| WHAT THE TASK REQUIRES |
Copy out all lines carrying the word "example".

| DATASET |
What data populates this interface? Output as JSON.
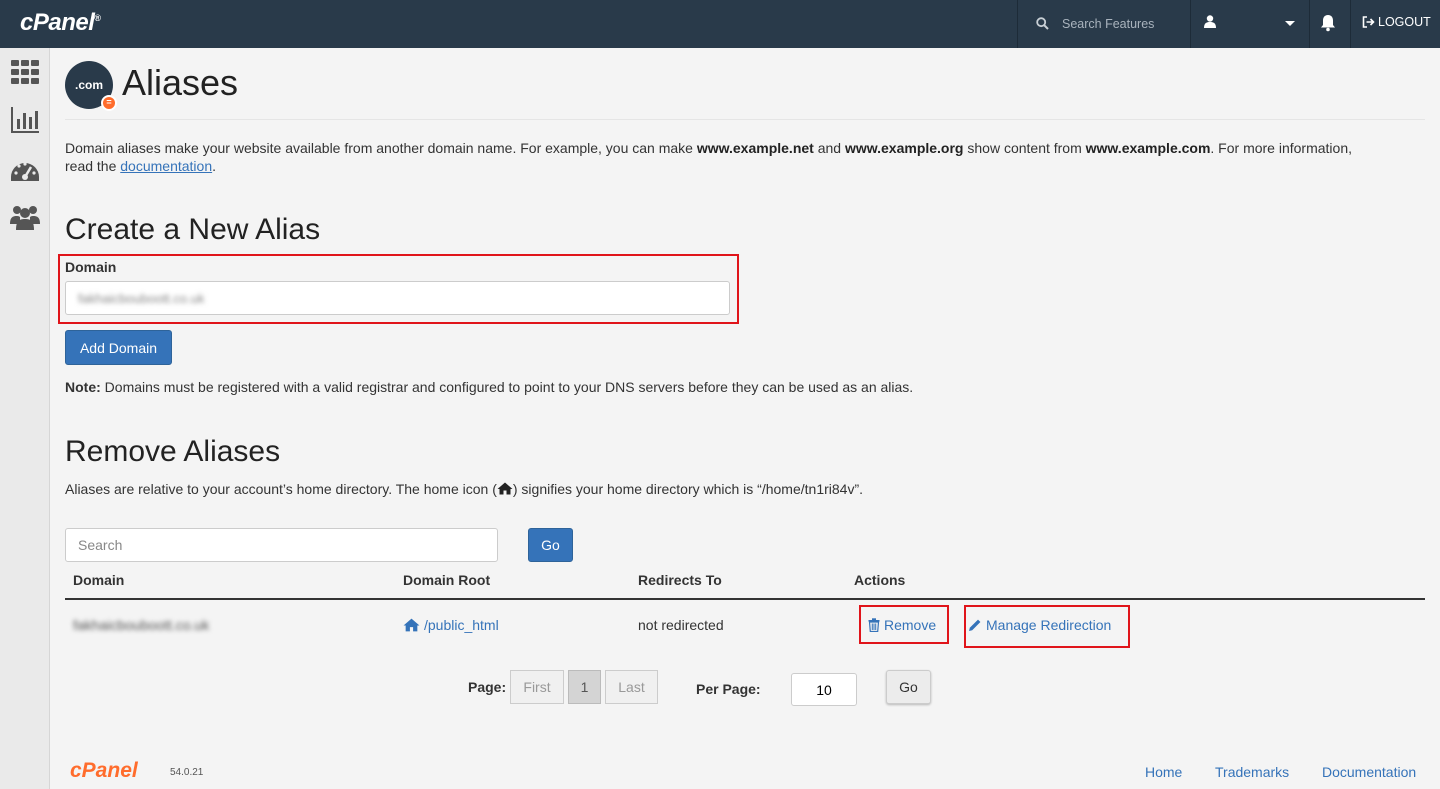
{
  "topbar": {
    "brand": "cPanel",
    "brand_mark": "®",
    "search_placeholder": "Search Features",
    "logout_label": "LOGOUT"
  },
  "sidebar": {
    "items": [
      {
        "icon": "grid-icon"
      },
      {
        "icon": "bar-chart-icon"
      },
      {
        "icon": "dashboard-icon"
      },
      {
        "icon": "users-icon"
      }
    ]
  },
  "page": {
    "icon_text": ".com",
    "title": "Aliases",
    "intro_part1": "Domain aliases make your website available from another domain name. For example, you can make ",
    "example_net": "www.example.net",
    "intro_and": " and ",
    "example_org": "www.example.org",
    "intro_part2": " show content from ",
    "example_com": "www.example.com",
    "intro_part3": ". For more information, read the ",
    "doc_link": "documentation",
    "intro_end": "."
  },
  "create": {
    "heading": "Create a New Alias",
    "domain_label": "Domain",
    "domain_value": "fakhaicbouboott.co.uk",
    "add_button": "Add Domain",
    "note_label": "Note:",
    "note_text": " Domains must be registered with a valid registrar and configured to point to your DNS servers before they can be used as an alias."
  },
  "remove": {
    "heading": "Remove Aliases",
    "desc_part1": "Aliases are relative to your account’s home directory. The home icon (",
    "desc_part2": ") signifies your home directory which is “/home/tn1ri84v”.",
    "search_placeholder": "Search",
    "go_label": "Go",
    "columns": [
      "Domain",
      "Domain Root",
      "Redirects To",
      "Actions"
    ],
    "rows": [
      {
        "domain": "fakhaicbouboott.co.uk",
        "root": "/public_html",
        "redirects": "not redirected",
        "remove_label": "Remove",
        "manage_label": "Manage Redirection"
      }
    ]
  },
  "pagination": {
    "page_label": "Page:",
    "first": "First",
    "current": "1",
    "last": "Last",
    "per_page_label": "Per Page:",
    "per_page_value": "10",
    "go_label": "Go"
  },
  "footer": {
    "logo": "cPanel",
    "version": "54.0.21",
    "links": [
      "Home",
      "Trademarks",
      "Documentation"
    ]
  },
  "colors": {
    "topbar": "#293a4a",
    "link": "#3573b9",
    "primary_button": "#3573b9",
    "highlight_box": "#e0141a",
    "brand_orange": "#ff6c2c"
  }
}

| RESPONSE |
    "intro_part1": "Domain aliases make your website available from another domain name. For example, you can make ",
    "example_net": "www.example.net",
    "example_org": "www.example.org",
    "example_com": "www.example.com",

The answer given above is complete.